### [Records supplied]
※ ※ ※

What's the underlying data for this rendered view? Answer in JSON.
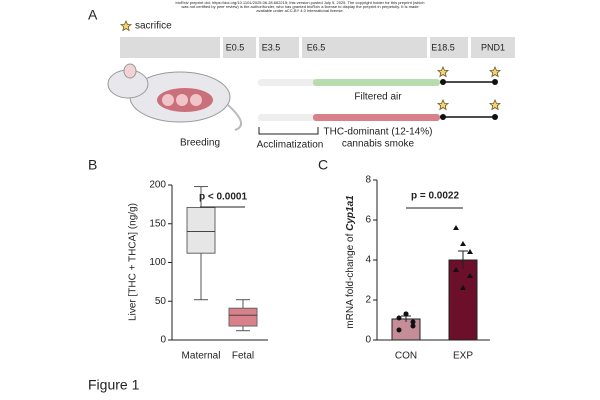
{
  "header": {
    "notice": [
      "bioRxiv preprint doi: https://doi.org/10.1101/2025.06.28.662215; this version posted July 5, 2025. The copyright holder for this preprint (which",
      "was not certified by peer review) is the author/funder, who has granted bioRxiv a license to display the preprint in perpetuity. It is made",
      "available under aCC-BY 4.0 International license."
    ]
  },
  "panel_a": {
    "label": "A",
    "legend": "sacrifice",
    "timeline": [
      "E0.5",
      "E3.5",
      "E6.5",
      "E18.5",
      "PND1"
    ],
    "breeding": "Breeding",
    "acclimatization": "Acclimatization",
    "groups": [
      "Filtered air",
      "THC-dominant (12-14%)",
      "cannabis smoke"
    ]
  },
  "panel_b": {
    "label": "B",
    "chart": {
      "type": "box",
      "y_label": "Liver [THC + THCA] (ng/g)",
      "categories": [
        "Maternal",
        "Fetal"
      ],
      "boxes": [
        {
          "min": 52,
          "q1": 112,
          "median": 140,
          "q3": 171,
          "max": 198
        },
        {
          "min": 12,
          "q1": 18,
          "median": 32,
          "q3": 41,
          "max": 52
        }
      ],
      "colors": [
        "#e6e6e6",
        "#d9818a"
      ],
      "ylim": [
        0,
        200
      ],
      "yticks": [
        0,
        50,
        100,
        150,
        200
      ],
      "annotation": "p < 0.0001"
    }
  },
  "panel_c": {
    "label": "C",
    "chart": {
      "type": "bar",
      "y_label": "mRNA fold-change of ",
      "y_label_gene": "Cyp1a1",
      "categories": [
        "CON",
        "EXP"
      ],
      "values": [
        1.05,
        4.0
      ],
      "errors": [
        0.15,
        0.45
      ],
      "points": [
        [
          1.1,
          1.3,
          0.9,
          0.5,
          1.3,
          0.7
        ],
        [
          5.6,
          4.8,
          4.4,
          3.5,
          2.6,
          3.2
        ]
      ],
      "colors": [
        "#c48d98",
        "#6b0f2a"
      ],
      "ylim": [
        0,
        8
      ],
      "yticks": [
        0,
        2,
        4,
        6,
        8
      ],
      "annotation": "p = 0.0022"
    }
  },
  "caption": "Figure 1"
}
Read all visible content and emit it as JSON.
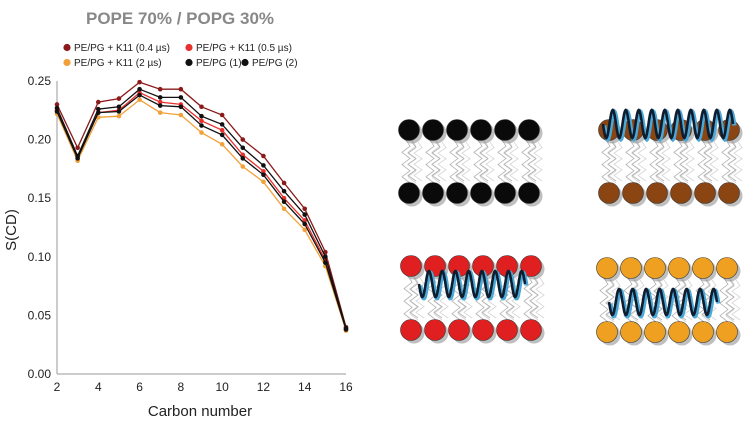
{
  "chart_data": {
    "type": "line",
    "title": "POPE 70% / POPG 30%",
    "xlabel": "Carbon number",
    "ylabel": "S(CD)",
    "x": [
      2,
      3,
      4,
      5,
      6,
      7,
      8,
      9,
      10,
      11,
      12,
      13,
      14,
      15,
      16
    ],
    "xlim": [
      2,
      16
    ],
    "xticks": [
      2,
      4,
      6,
      8,
      10,
      12,
      14,
      16
    ],
    "ylim": [
      0,
      0.25
    ],
    "yticks": [
      "0.00",
      "0.05",
      "0.10",
      "0.15",
      "0.20",
      "0.25"
    ],
    "grid": "none",
    "legend_position": "top-left",
    "series": [
      {
        "name": "PE/PG + K11 (0.4 µs)",
        "color": "#8b1a1a",
        "values": [
          0.23,
          0.193,
          0.232,
          0.235,
          0.249,
          0.243,
          0.243,
          0.228,
          0.221,
          0.2,
          0.186,
          0.163,
          0.141,
          0.104,
          0.04
        ]
      },
      {
        "name": "PE/PG + K11 (0.5 µs)",
        "color": "#e8302f",
        "values": [
          0.225,
          0.185,
          0.223,
          0.225,
          0.24,
          0.232,
          0.23,
          0.216,
          0.208,
          0.187,
          0.173,
          0.15,
          0.131,
          0.097,
          0.038
        ]
      },
      {
        "name": "PE/PG + K11 (2 µs)",
        "color": "#f2a13a",
        "values": [
          0.222,
          0.182,
          0.219,
          0.22,
          0.234,
          0.223,
          0.221,
          0.206,
          0.196,
          0.177,
          0.164,
          0.141,
          0.123,
          0.092,
          0.037
        ]
      },
      {
        "name": "PE/PG (1)",
        "color": "#111111",
        "values": [
          0.227,
          0.186,
          0.226,
          0.228,
          0.243,
          0.236,
          0.236,
          0.22,
          0.213,
          0.193,
          0.178,
          0.156,
          0.136,
          0.1,
          0.039
        ]
      },
      {
        "name": "PE/PG (2)",
        "color": "#111111",
        "values": [
          0.224,
          0.184,
          0.223,
          0.224,
          0.238,
          0.229,
          0.228,
          0.212,
          0.204,
          0.184,
          0.17,
          0.147,
          0.128,
          0.095,
          0.038
        ]
      }
    ]
  },
  "schematic": {
    "panels": [
      {
        "headgroup_color": "#0a0a0a",
        "peptide": "none"
      },
      {
        "headgroup_color": "#8a4513",
        "peptide": "top-surface"
      },
      {
        "headgroup_color": "#e02020",
        "peptide": "upper-interior"
      },
      {
        "headgroup_color": "#f0a020",
        "peptide": "lower-interior"
      }
    ],
    "peptide_color": "#0f1d2e",
    "peptide_highlight": "#4aa8d8"
  }
}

※ ※ ※

### [Task prompt]
Give back the full listing exactly, with pictures dropped.

### [Expected answer]
What's the underlying data for this rendered view? Answer in JSON.
{
  "header": {
    "notice": [
      "bioRxiv preprint doi: https://doi.org/10.1101/2025.06.28.662215; this version posted July 5, 2025. The copyright holder for this preprint (which",
      "was not certified by peer review) is the author/funder, who has granted bioRxiv a license to display the preprint in perpetuity. It is made",
      "available under aCC-BY 4.0 International license."
    ]
  },
  "panel_a": {
    "label": "A",
    "legend": "sacrifice",
    "timeline": [
      "E0.5",
      "E3.5",
      "E6.5",
      "E18.5",
      "PND1"
    ],
    "breeding": "Breeding",
    "acclimatization": "Acclimatization",
    "groups": [
      "Filtered air",
      "THC-dominant (12-14%)",
      "cannabis smoke"
    ]
  },
  "panel_b": {
    "label": "B",
    "chart": {
      "type": "box",
      "y_label": "Liver [THC + THCA] (ng/g)",
      "categories": [
        "Maternal",
        "Fetal"
      ],
      "boxes": [
        {
          "min": 52,
          "q1": 112,
          "median": 140,
          "q3": 171,
          "max": 198
        },
        {
          "min": 12,
          "q1": 18,
          "median": 32,
          "q3": 41,
          "max": 52
        }
      ],
      "colors": [
        "#e6e6e6",
        "#d9818a"
      ],
      "ylim": [
        0,
        200
      ],
      "yticks": [
        0,
        50,
        100,
        150,
        200
      ],
      "annotation": "p < 0.0001"
    }
  },
  "panel_c": {
    "label": "C",
    "chart": {
      "type": "bar",
      "y_label": "mRNA fold-change of ",
      "y_label_gene": "Cyp1a1",
      "categories": [
        "CON",
        "EXP"
      ],
      "values": [
        1.05,
        4.0
      ],
      "errors": [
        0.15,
        0.45
      ],
      "points": [
        [
          1.1,
          1.3,
          0.9,
          0.5,
          1.3,
          0.7
        ],
        [
          5.6,
          4.8,
          4.4,
          3.5,
          2.6,
          3.2
        ]
      ],
      "colors": [
        "#c48d98",
        "#6b0f2a"
      ],
      "ylim": [
        0,
        8
      ],
      "yticks": [
        0,
        2,
        4,
        6,
        8
      ],
      "annotation": "p = 0.0022"
    }
  },
  "caption": "Figure 1"
}
Read all visible content and emit it as JSON.
{
  "chart_data": {
    "type": "line",
    "title": "POPE 70% / POPG 30%",
    "xlabel": "Carbon number",
    "ylabel": "S(CD)",
    "x": [
      2,
      3,
      4,
      5,
      6,
      7,
      8,
      9,
      10,
      11,
      12,
      13,
      14,
      15,
      16
    ],
    "xlim": [
      2,
      16
    ],
    "xticks": [
      2,
      4,
      6,
      8,
      10,
      12,
      14,
      16
    ],
    "ylim": [
      0,
      0.25
    ],
    "yticks": [
      "0.00",
      "0.05",
      "0.10",
      "0.15",
      "0.20",
      "0.25"
    ],
    "grid": "none",
    "legend_position": "top-left",
    "series": [
      {
        "name": "PE/PG + K11 (0.4 µs)",
        "color": "#8b1a1a",
        "values": [
          0.23,
          0.193,
          0.232,
          0.235,
          0.249,
          0.243,
          0.243,
          0.228,
          0.221,
          0.2,
          0.186,
          0.163,
          0.141,
          0.104,
          0.04
        ]
      },
      {
        "name": "PE/PG + K11 (0.5 µs)",
        "color": "#e8302f",
        "values": [
          0.225,
          0.185,
          0.223,
          0.225,
          0.24,
          0.232,
          0.23,
          0.216,
          0.208,
          0.187,
          0.173,
          0.15,
          0.131,
          0.097,
          0.038
        ]
      },
      {
        "name": "PE/PG + K11 (2 µs)",
        "color": "#f2a13a",
        "values": [
          0.222,
          0.182,
          0.219,
          0.22,
          0.234,
          0.223,
          0.221,
          0.206,
          0.196,
          0.177,
          0.164,
          0.141,
          0.123,
          0.092,
          0.037
        ]
      },
      {
        "name": "PE/PG (1)",
        "color": "#111111",
        "values": [
          0.227,
          0.186,
          0.226,
          0.228,
          0.243,
          0.236,
          0.236,
          0.22,
          0.213,
          0.193,
          0.178,
          0.156,
          0.136,
          0.1,
          0.039
        ]
      },
      {
        "name": "PE/PG (2)",
        "color": "#111111",
        "values": [
          0.224,
          0.184,
          0.223,
          0.224,
          0.238,
          0.229,
          0.228,
          0.212,
          0.204,
          0.184,
          0.17,
          0.147,
          0.128,
          0.095,
          0.038
        ]
      }
    ]
  },
  "schematic": {
    "panels": [
      {
        "headgroup_color": "#0a0a0a",
        "peptide": "none"
      },
      {
        "headgroup_color": "#8a4513",
        "peptide": "top-surface"
      },
      {
        "headgroup_color": "#e02020",
        "peptide": "upper-interior"
      },
      {
        "headgroup_color": "#f0a020",
        "peptide": "lower-interior"
      }
    ],
    "peptide_color": "#0f1d2e",
    "peptide_highlight": "#4aa8d8"
  }
}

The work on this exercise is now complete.